Items listed in a dataset
[Begin]

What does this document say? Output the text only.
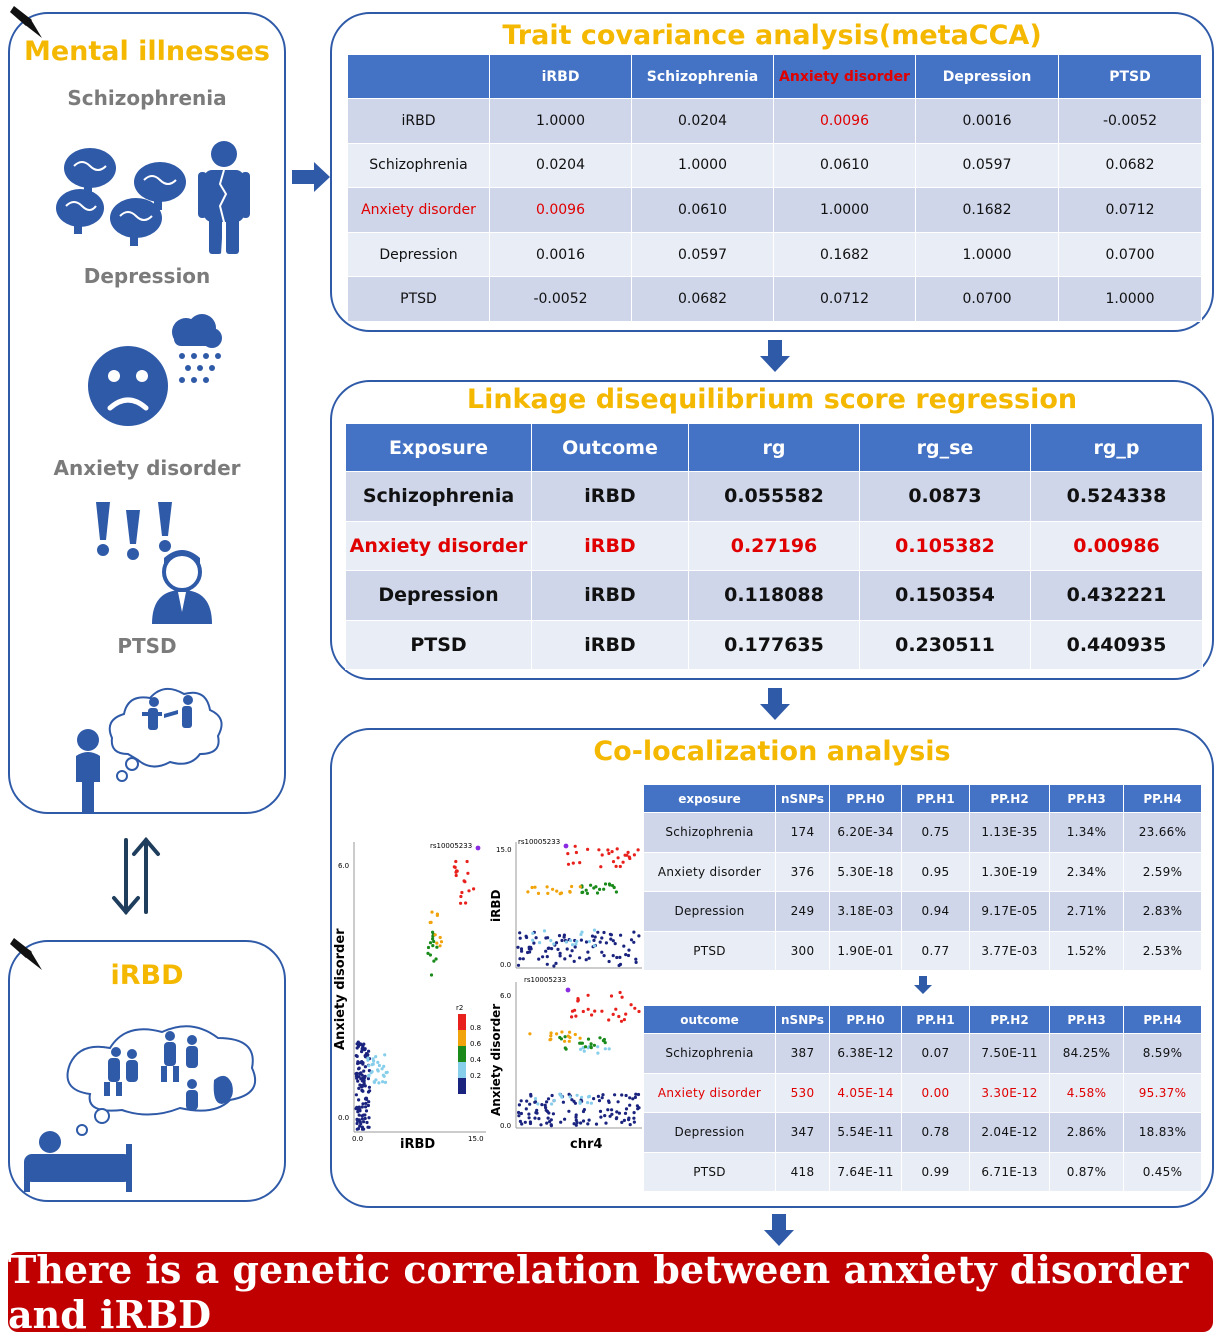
Mental illnesses
Schizophrenia
Depression
Anxiety disorder
PTSD
iRBD
Trait covariance analysis(metaCCA)
	iRBD	Schizophrenia	Anxiety disorder	Depression	PTSD
iRBD	1.0000	0.0204	0.0096	0.0016	-0.0052
Schizophrenia	0.0204	1.0000	0.0610	0.0597	0.0682
Anxiety disorder	0.0096	0.0610	1.0000	0.1682	0.0712
Depression	0.0016	0.0597	0.1682	1.0000	0.0700
PTSD	-0.0052	0.0682	0.0712	0.0700	1.0000
Linkage disequilibrium score regression
Exposure	Outcome	rg	rg_se	rg_p
Schizophrenia	iRBD	0.055582	0.0873	0.524338
Anxiety disorder	iRBD	0.27196	0.105382	0.00986
Depression	iRBD	0.118088	0.150354	0.432221
PTSD	iRBD	0.177635	0.230511	0.440935
Co-localization analysis
exposure	nSNPs	PP.H0	PP.H1	PP.H2	PP.H3	PP.H4
Schizophrenia	174	6.20E-34	0.75	1.13E-35	1.34%	23.66%
Anxiety disorder	376	5.30E-18	0.95	1.30E-19	2.34%	2.59%
Depression	249	3.18E-03	0.94	9.17E-05	2.71%	2.83%
PTSD	300	1.90E-01	0.77	3.77E-03	1.52%	2.53%
outcome	nSNPs	PP.H0	PP.H1	PP.H2	PP.H3	PP.H4
Schizophrenia	387	6.38E-12	0.07	7.50E-11	84.25%	8.59%
Anxiety disorder	530	4.05E-14	0.00	3.30E-12	4.58%	95.37%
Depression	347	5.54E-11	0.78	2.04E-12	2.86%	18.83%
PTSD	418	7.64E-11	0.99	6.71E-13	0.87%	0.45%
6.0
0.0
0.0	15.0
iRBD
Anxiety disorder
rs10005233
r2
0.8
0.6
0.4
0.2
rs10005233
15.0
0.0
iRBD
rs10005233
6.0
0.0
Anxiety disorder
chr4
There is a genetic correlation between anxiety disorder and iRBD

[End]

> [What needs to be done] Scan the material above. Copy each line that holds the word "disorder".

> [Solution to the problem]
Anxiety disorder
	iRBD	Schizophrenia	Anxiety disorder	Depression	PTSD
Anxiety disorder	0.0096	0.0610	1.0000	0.1682	0.0712
Anxiety disorder	iRBD	0.27196	0.105382	0.00986
Anxiety disorder	376	5.30E-18	0.95	1.30E-19	2.34%	2.59%
Anxiety disorder	530	4.05E-14	0.00	3.30E-12	4.58%	95.37%
Anxiety disorder
Anxiety disorder
There is a genetic correlation between anxiety disorder and iRBD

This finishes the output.